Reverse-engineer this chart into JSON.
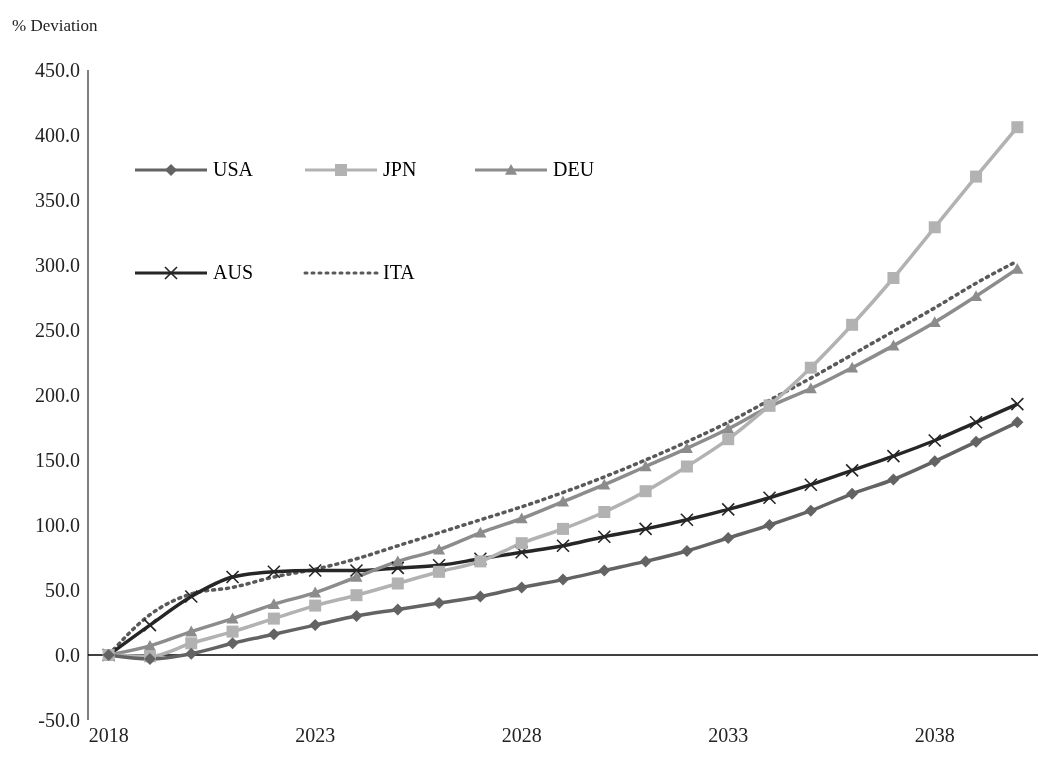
{
  "chart_data": {
    "type": "line",
    "annotations": [
      "% Deviation"
    ],
    "x": [
      2018,
      2019,
      2020,
      2021,
      2022,
      2023,
      2024,
      2025,
      2026,
      2027,
      2028,
      2029,
      2030,
      2031,
      2032,
      2033,
      2034,
      2035,
      2036,
      2037,
      2038,
      2039,
      2040
    ],
    "xlim": [
      2017.5,
      2040.5
    ],
    "xticks": [
      2018,
      2023,
      2028,
      2033,
      2038
    ],
    "ylim": [
      -50,
      450
    ],
    "yticks": [
      {
        "value": -50,
        "label": "-50.0"
      },
      {
        "value": 0,
        "label": "0.0"
      },
      {
        "value": 50,
        "label": "50.0"
      },
      {
        "value": 100,
        "label": "100.0"
      },
      {
        "value": 150,
        "label": "150.0"
      },
      {
        "value": 200,
        "label": "200.0"
      },
      {
        "value": 250,
        "label": "250.0"
      },
      {
        "value": 300,
        "label": "300.0"
      },
      {
        "value": 350,
        "label": "350.0"
      },
      {
        "value": 400,
        "label": "400.0"
      },
      {
        "value": 450,
        "label": "450.0"
      }
    ],
    "ref_lines": [
      {
        "axis": "y",
        "value": 0,
        "color": "#000000"
      }
    ],
    "legend": "top left",
    "series": [
      {
        "name": "USA",
        "color": "#636363",
        "marker": "diamond",
        "values": [
          0,
          -3,
          1,
          9,
          16,
          23,
          30,
          35,
          40,
          45,
          52,
          58,
          65,
          72,
          80,
          90,
          100,
          111,
          124,
          135,
          149,
          164,
          179
        ]
      },
      {
        "name": "JPN",
        "color": "#b2b2b2",
        "marker": "square",
        "values": [
          0,
          -1,
          9,
          18,
          28,
          38,
          46,
          55,
          64,
          72,
          86,
          97,
          110,
          126,
          145,
          166,
          192,
          221,
          254,
          290,
          329,
          368,
          406
        ]
      },
      {
        "name": "DEU",
        "color": "#8c8c8c",
        "marker": "triangle",
        "values": [
          0,
          7,
          18,
          28,
          39,
          48,
          60,
          72,
          81,
          94,
          105,
          118,
          131,
          145,
          159,
          174,
          191,
          205,
          221,
          238,
          256,
          276,
          297
        ]
      },
      {
        "name": "AUS",
        "color": "#262626",
        "marker": "cross",
        "values": [
          0,
          23,
          45,
          60,
          64,
          65,
          65,
          67,
          69,
          74,
          79,
          84,
          91,
          97,
          104,
          112,
          121,
          131,
          142,
          153,
          165,
          179,
          193
        ]
      },
      {
        "name": "ITA",
        "color": "#595959",
        "marker": "none",
        "line_style": "dotted",
        "values": [
          0,
          31,
          47,
          52,
          60,
          66,
          74,
          84,
          94,
          104,
          114,
          125,
          137,
          150,
          164,
          179,
          196,
          213,
          231,
          249,
          267,
          286,
          303
        ]
      }
    ]
  }
}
┄┄┄┄┄┄┄┄┄┄┄┄┄┄┄┄┄┄┄┄
Stated problem: Give all the entries again exactly, dropping each picture.

Exercise result:
Reverse-engineer this chart into JSON.
{
  "chart_data": {
    "type": "line",
    "annotations": [
      "% Deviation"
    ],
    "x": [
      2018,
      2019,
      2020,
      2021,
      2022,
      2023,
      2024,
      2025,
      2026,
      2027,
      2028,
      2029,
      2030,
      2031,
      2032,
      2033,
      2034,
      2035,
      2036,
      2037,
      2038,
      2039,
      2040
    ],
    "xlim": [
      2017.5,
      2040.5
    ],
    "xticks": [
      2018,
      2023,
      2028,
      2033,
      2038
    ],
    "ylim": [
      -50,
      450
    ],
    "yticks": [
      {
        "value": -50,
        "label": "-50.0"
      },
      {
        "value": 0,
        "label": "0.0"
      },
      {
        "value": 50,
        "label": "50.0"
      },
      {
        "value": 100,
        "label": "100.0"
      },
      {
        "value": 150,
        "label": "150.0"
      },
      {
        "value": 200,
        "label": "200.0"
      },
      {
        "value": 250,
        "label": "250.0"
      },
      {
        "value": 300,
        "label": "300.0"
      },
      {
        "value": 350,
        "label": "350.0"
      },
      {
        "value": 400,
        "label": "400.0"
      },
      {
        "value": 450,
        "label": "450.0"
      }
    ],
    "ref_lines": [
      {
        "axis": "y",
        "value": 0,
        "color": "#000000"
      }
    ],
    "legend": "top left",
    "series": [
      {
        "name": "USA",
        "color": "#636363",
        "marker": "diamond",
        "values": [
          0,
          -3,
          1,
          9,
          16,
          23,
          30,
          35,
          40,
          45,
          52,
          58,
          65,
          72,
          80,
          90,
          100,
          111,
          124,
          135,
          149,
          164,
          179
        ]
      },
      {
        "name": "JPN",
        "color": "#b2b2b2",
        "marker": "square",
        "values": [
          0,
          -1,
          9,
          18,
          28,
          38,
          46,
          55,
          64,
          72,
          86,
          97,
          110,
          126,
          145,
          166,
          192,
          221,
          254,
          290,
          329,
          368,
          406
        ]
      },
      {
        "name": "DEU",
        "color": "#8c8c8c",
        "marker": "triangle",
        "values": [
          0,
          7,
          18,
          28,
          39,
          48,
          60,
          72,
          81,
          94,
          105,
          118,
          131,
          145,
          159,
          174,
          191,
          205,
          221,
          238,
          256,
          276,
          297
        ]
      },
      {
        "name": "AUS",
        "color": "#262626",
        "marker": "cross",
        "values": [
          0,
          23,
          45,
          60,
          64,
          65,
          65,
          67,
          69,
          74,
          79,
          84,
          91,
          97,
          104,
          112,
          121,
          131,
          142,
          153,
          165,
          179,
          193
        ]
      },
      {
        "name": "ITA",
        "color": "#595959",
        "marker": "none",
        "line_style": "dotted",
        "values": [
          0,
          31,
          47,
          52,
          60,
          66,
          74,
          84,
          94,
          104,
          114,
          125,
          137,
          150,
          164,
          179,
          196,
          213,
          231,
          249,
          267,
          286,
          303
        ]
      }
    ]
  }
}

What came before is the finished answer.